-- BEGIN Records for the task --

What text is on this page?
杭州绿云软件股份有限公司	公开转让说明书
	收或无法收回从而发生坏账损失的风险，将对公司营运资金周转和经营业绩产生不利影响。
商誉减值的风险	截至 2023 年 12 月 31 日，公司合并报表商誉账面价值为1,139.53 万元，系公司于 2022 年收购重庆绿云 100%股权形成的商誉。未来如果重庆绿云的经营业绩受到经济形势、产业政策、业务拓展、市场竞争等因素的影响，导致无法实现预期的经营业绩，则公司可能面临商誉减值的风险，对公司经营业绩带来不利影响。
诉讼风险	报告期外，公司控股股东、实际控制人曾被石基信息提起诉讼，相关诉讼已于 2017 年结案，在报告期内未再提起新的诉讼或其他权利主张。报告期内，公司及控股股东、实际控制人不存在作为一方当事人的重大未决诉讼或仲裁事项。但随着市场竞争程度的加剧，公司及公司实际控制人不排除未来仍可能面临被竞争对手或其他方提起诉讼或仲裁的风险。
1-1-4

-- END Records for the task --

▶ Set problem
Quote the listing in full, please, keeping every line exact.

▶ The response
What text is on this page?
杭州绿云软件股份有限公司	公开转让说明书
	收或无法收回从而发生坏账损失的风险，将对公司营运资金周转和经营业绩产生不利影响。
商誉减值的风险	截至 2023 年 12 月 31 日，公司合并报表商誉账面价值为1,139.53 万元，系公司于 2022 年收购重庆绿云 100%股权形成的商誉。未来如果重庆绿云的经营业绩受到经济形势、产业政策、业务拓展、市场竞争等因素的影响，导致无法实现预期的经营业绩，则公司可能面临商誉减值的风险，对公司经营业绩带来不利影响。
诉讼风险	报告期外，公司控股股东、实际控制人曾被石基信息提起诉讼，相关诉讼已于 2017 年结案，在报告期内未再提起新的诉讼或其他权利主张。报告期内，公司及控股股东、实际控制人不存在作为一方当事人的重大未决诉讼或仲裁事项。但随着市场竞争程度的加剧，公司及公司实际控制人不排除未来仍可能面临被竞争对手或其他方提起诉讼或仲裁的风险。
1-1-4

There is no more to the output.